Retype exactly the lines from the one containing "Output a JSON" through the last line of the records below, including both, and leave out any pictures.
++++
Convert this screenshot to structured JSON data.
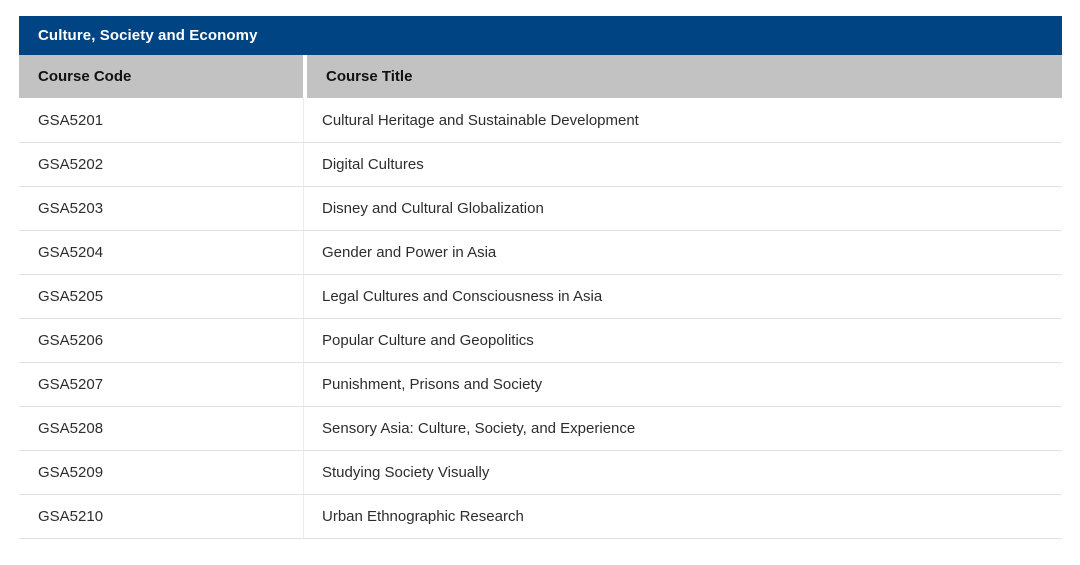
{
  "table": {
    "title": "Culture, Society and Economy",
    "title_bg_color": "#004483",
    "header_bg_color": "#c2c2c2",
    "columns": [
      "Course Code",
      "Course Title"
    ],
    "rows": [
      {
        "code": "GSA5201",
        "title": "Cultural Heritage and Sustainable Development"
      },
      {
        "code": "GSA5202",
        "title": "Digital Cultures"
      },
      {
        "code": "GSA5203",
        "title": "Disney and Cultural Globalization"
      },
      {
        "code": "GSA5204",
        "title": "Gender and Power in Asia"
      },
      {
        "code": "GSA5205",
        "title": "Legal Cultures and Consciousness in Asia"
      },
      {
        "code": "GSA5206",
        "title": "Popular Culture and Geopolitics"
      },
      {
        "code": "GSA5207",
        "title": "Punishment, Prisons and Society"
      },
      {
        "code": "GSA5208",
        "title": "Sensory Asia: Culture, Society, and Experience"
      },
      {
        "code": "GSA5209",
        "title": "Studying Society Visually"
      },
      {
        "code": "GSA5210",
        "title": "Urban Ethnographic Research"
      }
    ]
  }
}
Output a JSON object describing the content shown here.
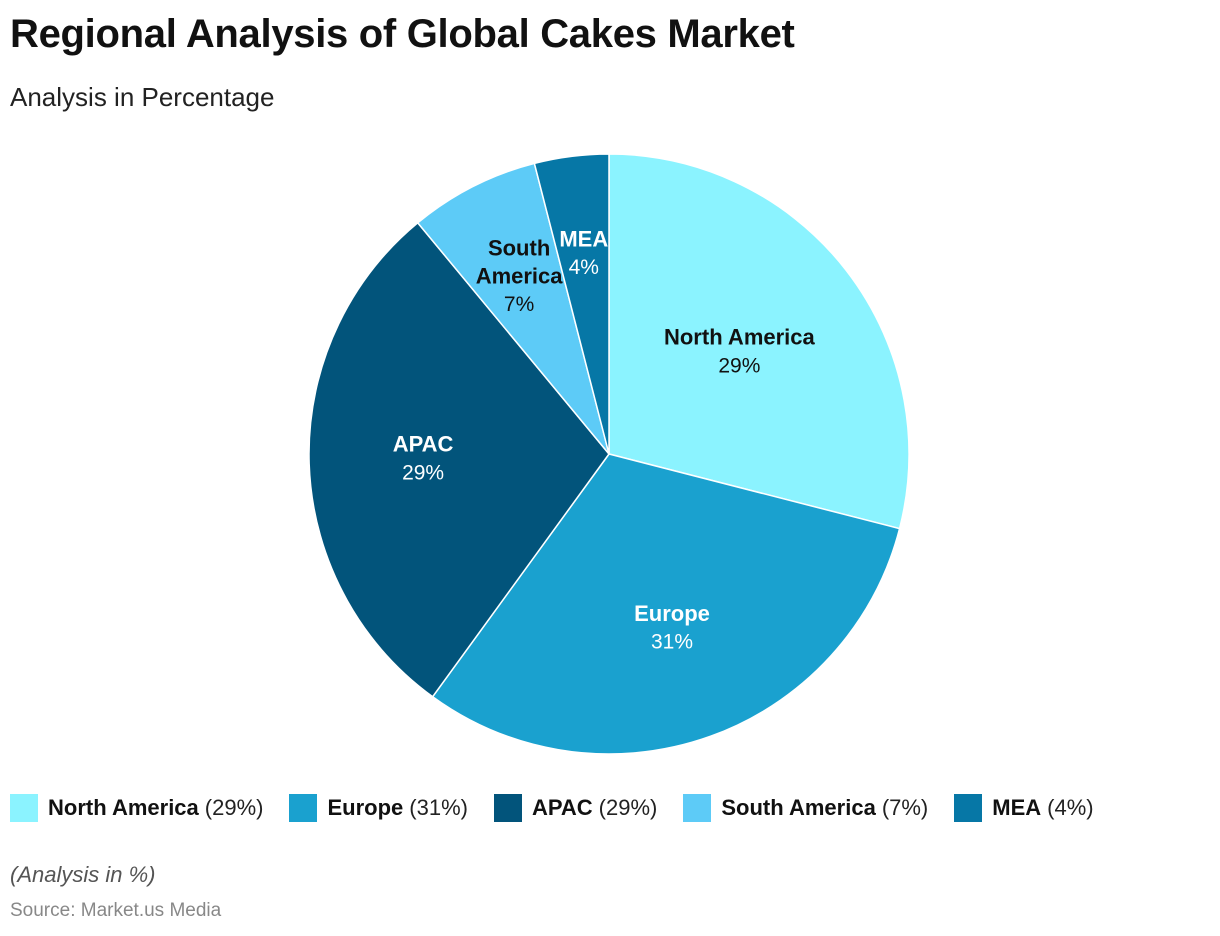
{
  "chart_data": {
    "type": "pie",
    "title": "Regional Analysis of Global Cakes Market",
    "subtitle": "Analysis in Percentage",
    "unit": "%",
    "slices": [
      {
        "name": "North America",
        "value": 29,
        "color": "#8BF3FF",
        "label_color": "#111111"
      },
      {
        "name": "Europe",
        "value": 31,
        "color": "#1AA1CF",
        "label_color": "#ffffff"
      },
      {
        "name": "APAC",
        "value": 29,
        "color": "#02547B",
        "label_color": "#ffffff"
      },
      {
        "name": "South America",
        "value": 7,
        "color": "#5DCBF7",
        "label_color": "#111111"
      },
      {
        "name": "MEA",
        "value": 4,
        "color": "#0677A6",
        "label_color": "#ffffff"
      }
    ],
    "legend_placement": "bottom"
  },
  "footer": {
    "note": "(Analysis in %)",
    "source": "Source: Market.us Media"
  }
}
++++
### Result of the exercise
Output a JSON object describing the content shown here.
{
  "chart_data": {
    "type": "pie",
    "title": "Regional Analysis of Global Cakes Market",
    "subtitle": "Analysis in Percentage",
    "unit": "%",
    "slices": [
      {
        "name": "North America",
        "value": 29,
        "color": "#8BF3FF",
        "label_color": "#111111"
      },
      {
        "name": "Europe",
        "value": 31,
        "color": "#1AA1CF",
        "label_color": "#ffffff"
      },
      {
        "name": "APAC",
        "value": 29,
        "color": "#02547B",
        "label_color": "#ffffff"
      },
      {
        "name": "South America",
        "value": 7,
        "color": "#5DCBF7",
        "label_color": "#111111"
      },
      {
        "name": "MEA",
        "value": 4,
        "color": "#0677A6",
        "label_color": "#ffffff"
      }
    ],
    "legend_placement": "bottom"
  },
  "footer": {
    "note": "(Analysis in %)",
    "source": "Source: Market.us Media"
  }
}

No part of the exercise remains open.